**STORED RECORDS:**
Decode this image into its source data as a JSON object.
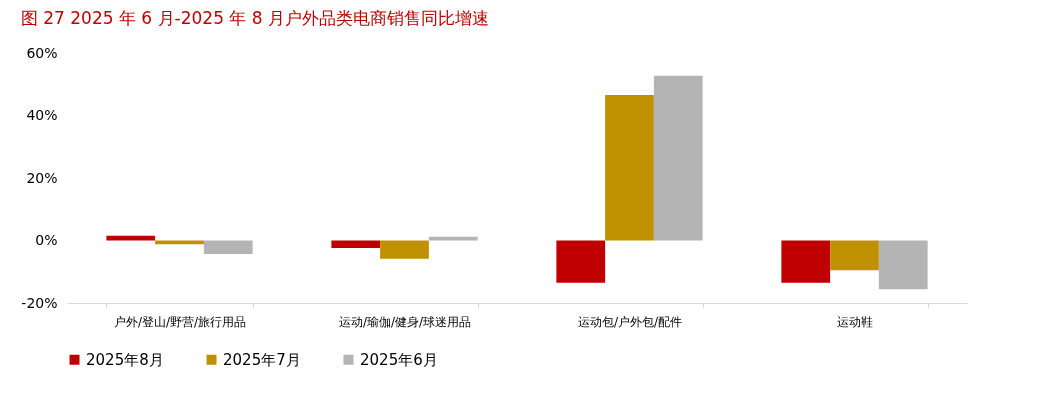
{
  "chart_data": {
    "type": "bar",
    "title": "图 27 2025 年 6 月-2025 年 8 月户外品类电商销售同比增速",
    "categories": [
      "户外/登山/野营/旅行用品",
      "运动/瑜伽/健身/球迷用品",
      "运动包/户外包/配件",
      "运动鞋"
    ],
    "series": [
      {
        "name": "2025年8月",
        "color": "#c00000",
        "values": [
          1.5,
          -2.4,
          -13.5,
          -13.5
        ]
      },
      {
        "name": "2025年7月",
        "color": "#bf9000",
        "values": [
          -1.2,
          -5.8,
          46.6,
          -9.5
        ]
      },
      {
        "name": "2025年6月",
        "color": "#b4b4b4",
        "values": [
          -4.3,
          1.2,
          52.7,
          -15.6
        ]
      }
    ],
    "ylim": [
      -20,
      60
    ],
    "yticks": [
      {
        "value": -20,
        "label": "-20%"
      },
      {
        "value": 0,
        "label": "0%"
      },
      {
        "value": 20,
        "label": "20%"
      },
      {
        "value": 40,
        "label": "40%"
      },
      {
        "value": 60,
        "label": "60%"
      }
    ],
    "grid": false,
    "legend": "bottom"
  }
}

**WRITTEN TASK:**
Transcribe the whole listing exactly. Pictures are excluded.

**SOLUTION FOR THIS TASK:**
Decode this image into its source data as a JSON object.
{
  "chart_data": {
    "type": "bar",
    "title": "图 27 2025 年 6 月-2025 年 8 月户外品类电商销售同比增速",
    "categories": [
      "户外/登山/野营/旅行用品",
      "运动/瑜伽/健身/球迷用品",
      "运动包/户外包/配件",
      "运动鞋"
    ],
    "series": [
      {
        "name": "2025年8月",
        "color": "#c00000",
        "values": [
          1.5,
          -2.4,
          -13.5,
          -13.5
        ]
      },
      {
        "name": "2025年7月",
        "color": "#bf9000",
        "values": [
          -1.2,
          -5.8,
          46.6,
          -9.5
        ]
      },
      {
        "name": "2025年6月",
        "color": "#b4b4b4",
        "values": [
          -4.3,
          1.2,
          52.7,
          -15.6
        ]
      }
    ],
    "ylim": [
      -20,
      60
    ],
    "yticks": [
      {
        "value": -20,
        "label": "-20%"
      },
      {
        "value": 0,
        "label": "0%"
      },
      {
        "value": 20,
        "label": "20%"
      },
      {
        "value": 40,
        "label": "40%"
      },
      {
        "value": 60,
        "label": "60%"
      }
    ],
    "grid": false,
    "legend": "bottom"
  }
}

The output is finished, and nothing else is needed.